**Data supplied**
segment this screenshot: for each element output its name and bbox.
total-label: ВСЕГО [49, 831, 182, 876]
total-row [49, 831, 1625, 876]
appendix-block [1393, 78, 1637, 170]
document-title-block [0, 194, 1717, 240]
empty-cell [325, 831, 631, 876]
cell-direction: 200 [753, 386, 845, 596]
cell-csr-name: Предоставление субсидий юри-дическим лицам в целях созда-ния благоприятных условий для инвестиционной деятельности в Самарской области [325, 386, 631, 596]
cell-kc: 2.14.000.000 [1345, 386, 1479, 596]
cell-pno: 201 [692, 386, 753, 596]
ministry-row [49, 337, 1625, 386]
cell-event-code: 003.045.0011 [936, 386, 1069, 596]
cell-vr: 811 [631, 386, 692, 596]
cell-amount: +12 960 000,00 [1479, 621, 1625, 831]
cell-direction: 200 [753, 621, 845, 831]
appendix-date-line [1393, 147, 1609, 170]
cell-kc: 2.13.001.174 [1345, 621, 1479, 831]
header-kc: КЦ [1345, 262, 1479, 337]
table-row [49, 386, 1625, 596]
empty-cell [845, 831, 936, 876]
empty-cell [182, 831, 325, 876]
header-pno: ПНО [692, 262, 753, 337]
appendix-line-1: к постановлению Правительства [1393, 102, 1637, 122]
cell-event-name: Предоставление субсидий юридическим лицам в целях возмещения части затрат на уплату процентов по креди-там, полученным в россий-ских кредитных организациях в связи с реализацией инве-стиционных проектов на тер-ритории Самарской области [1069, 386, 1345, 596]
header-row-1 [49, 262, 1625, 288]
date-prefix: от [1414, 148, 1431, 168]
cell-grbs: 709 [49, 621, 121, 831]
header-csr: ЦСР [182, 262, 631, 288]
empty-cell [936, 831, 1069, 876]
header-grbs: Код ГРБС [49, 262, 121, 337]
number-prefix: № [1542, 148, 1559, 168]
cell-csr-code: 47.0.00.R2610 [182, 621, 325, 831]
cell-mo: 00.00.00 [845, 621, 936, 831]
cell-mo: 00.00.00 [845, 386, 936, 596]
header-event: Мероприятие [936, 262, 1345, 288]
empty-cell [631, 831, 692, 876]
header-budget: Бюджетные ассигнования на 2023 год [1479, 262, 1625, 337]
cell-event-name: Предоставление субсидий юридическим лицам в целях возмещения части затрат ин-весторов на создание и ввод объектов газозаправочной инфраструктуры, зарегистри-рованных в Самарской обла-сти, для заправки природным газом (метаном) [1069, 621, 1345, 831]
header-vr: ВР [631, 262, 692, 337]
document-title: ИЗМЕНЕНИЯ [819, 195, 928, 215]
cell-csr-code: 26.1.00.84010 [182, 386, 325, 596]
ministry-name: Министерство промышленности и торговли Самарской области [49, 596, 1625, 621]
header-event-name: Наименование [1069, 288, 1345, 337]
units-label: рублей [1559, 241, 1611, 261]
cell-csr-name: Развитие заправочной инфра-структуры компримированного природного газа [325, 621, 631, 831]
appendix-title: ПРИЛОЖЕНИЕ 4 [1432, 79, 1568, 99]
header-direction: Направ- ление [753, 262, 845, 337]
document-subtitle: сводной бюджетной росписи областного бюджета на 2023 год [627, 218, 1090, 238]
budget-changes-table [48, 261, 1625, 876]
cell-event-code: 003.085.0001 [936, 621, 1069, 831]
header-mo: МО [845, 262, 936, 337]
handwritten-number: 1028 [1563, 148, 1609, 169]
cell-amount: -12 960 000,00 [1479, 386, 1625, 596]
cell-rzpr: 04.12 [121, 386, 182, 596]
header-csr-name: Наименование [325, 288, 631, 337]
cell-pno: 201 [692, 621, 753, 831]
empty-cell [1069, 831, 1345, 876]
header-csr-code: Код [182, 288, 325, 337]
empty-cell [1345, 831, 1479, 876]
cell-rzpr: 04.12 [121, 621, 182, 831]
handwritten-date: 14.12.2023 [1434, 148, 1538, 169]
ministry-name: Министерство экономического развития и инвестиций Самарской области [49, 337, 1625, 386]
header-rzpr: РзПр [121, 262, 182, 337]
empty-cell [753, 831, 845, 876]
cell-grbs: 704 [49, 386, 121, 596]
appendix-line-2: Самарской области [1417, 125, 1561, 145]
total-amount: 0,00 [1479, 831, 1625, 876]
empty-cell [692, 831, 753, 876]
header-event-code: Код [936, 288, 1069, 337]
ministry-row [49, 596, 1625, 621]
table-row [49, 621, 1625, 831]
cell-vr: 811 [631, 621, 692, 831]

**Task details**
Could you turn every line of the entries above into a numbered list, leaving out any blank lines?

**Output of the exercise**
1. segment this screenshot: for each element output its name and bbox.
2. total-label: ВСЕГО [49, 831, 182, 876]
3. total-row [49, 831, 1625, 876]
4. appendix-block [1393, 78, 1637, 170]
5. document-title-block [0, 194, 1717, 240]
6. empty-cell [325, 831, 631, 876]
7. cell-direction: 200 [753, 386, 845, 596]
8. cell-csr-name: Предоставление субсидий юри-дическим лицам в целях созда-ния благоприятных условий для инвестиционной деятельности в Самарской области [325, 386, 631, 596]
9. cell-kc: 2.14.000.000 [1345, 386, 1479, 596]
10. cell-pno: 201 [692, 386, 753, 596]
11. ministry-row [49, 337, 1625, 386]
12. cell-event-code: 003.045.0011 [936, 386, 1069, 596]
13. cell-vr: 811 [631, 386, 692, 596]
14. cell-amount: +12 960 000,00 [1479, 621, 1625, 831]
15. cell-direction: 200 [753, 621, 845, 831]
16. appendix-date-line [1393, 147, 1609, 170]
17. cell-kc: 2.13.001.174 [1345, 621, 1479, 831]
18. header-kc: КЦ [1345, 262, 1479, 337]
19. table-row [49, 386, 1625, 596]
20. empty-cell [845, 831, 936, 876]
21. empty-cell [182, 831, 325, 876]
22. header-pno: ПНО [692, 262, 753, 337]
23. appendix-line-1: к постановлению Правительства [1393, 102, 1637, 122]
24. cell-event-name: Предоставление субсидий юридическим лицам в целях возмещения части затрат на уплату процентов по креди-там, полученным в россий-ских кредитных организациях в связи с реализацией инве-стиционных проектов на тер-ритории Самарской области [1069, 386, 1345, 596]
25. header-row-1 [49, 262, 1625, 288]
26. date-prefix: от [1414, 148, 1431, 168]
27. cell-grbs: 709 [49, 621, 121, 831]
28. header-csr: ЦСР [182, 262, 631, 288]
29. empty-cell [936, 831, 1069, 876]
30. header-grbs: Код ГРБС [49, 262, 121, 337]
31. number-prefix: № [1542, 148, 1559, 168]
32. cell-csr-code: 47.0.00.R2610 [182, 621, 325, 831]
33. cell-mo: 00.00.00 [845, 621, 936, 831]
34. cell-mo: 00.00.00 [845, 386, 936, 596]
35. header-event: Мероприятие [936, 262, 1345, 288]
36. empty-cell [631, 831, 692, 876]
37. header-budget: Бюджетные ассигнования на 2023 год [1479, 262, 1625, 337]
38. cell-event-name: Предоставление субсидий юридическим лицам в целях возмещения части затрат ин-весторов на создание и ввод объектов газозаправочной инфраструктуры, зарегистри-рованных в Самарской обла-сти, для заправки природным газом (метаном) [1069, 621, 1345, 831]
39. header-vr: ВР [631, 262, 692, 337]
40. document-title: ИЗМЕНЕНИЯ [819, 195, 928, 215]
41. cell-csr-code: 26.1.00.84010 [182, 386, 325, 596]
42. ministry-name: Министерство промышленности и торговли Самарской области [49, 596, 1625, 621]
43. header-event-name: Наименование [1069, 288, 1345, 337]
44. units-label: рублей [1559, 241, 1611, 261]
45. cell-csr-name: Развитие заправочной инфра-структуры компримированного природного газа [325, 621, 631, 831]
46. appendix-title: ПРИЛОЖЕНИЕ 4 [1432, 79, 1568, 99]
47. header-direction: Направ- ление [753, 262, 845, 337]
48. document-subtitle: сводной бюджетной росписи областного бюджета на 2023 год [627, 218, 1090, 238]
49. budget-changes-table [48, 261, 1625, 876]
50. cell-event-code: 003.085.0001 [936, 621, 1069, 831]
51. header-mo: МО [845, 262, 936, 337]
52. handwritten-number: 1028 [1563, 148, 1609, 169]
53. cell-amount: -12 960 000,00 [1479, 386, 1625, 596]
54. cell-rzpr: 04.12 [121, 386, 182, 596]
55. header-csr-name: Наименование [325, 288, 631, 337]
56. cell-pno: 201 [692, 621, 753, 831]
57. empty-cell [1069, 831, 1345, 876]
58. header-csr-code: Код [182, 288, 325, 337]
59. empty-cell [1345, 831, 1479, 876]
60. cell-rzpr: 04.12 [121, 621, 182, 831]
61. handwritten-date: 14.12.2023 [1434, 148, 1538, 169]
62. ministry-name: Министерство экономического развития и инвестиций Самарской области [49, 337, 1625, 386]
63. header-rzpr: РзПр [121, 262, 182, 337]
64. empty-cell [753, 831, 845, 876]
65. cell-grbs: 704 [49, 386, 121, 596]
66. appendix-line-2: Самарской области [1417, 125, 1561, 145]
67. total-amount: 0,00 [1479, 831, 1625, 876]
68. empty-cell [692, 831, 753, 876]
69. header-event-code: Код [936, 288, 1069, 337]
70. ministry-row [49, 596, 1625, 621]
71. table-row [49, 621, 1625, 831]
72. cell-vr: 811 [631, 621, 692, 831]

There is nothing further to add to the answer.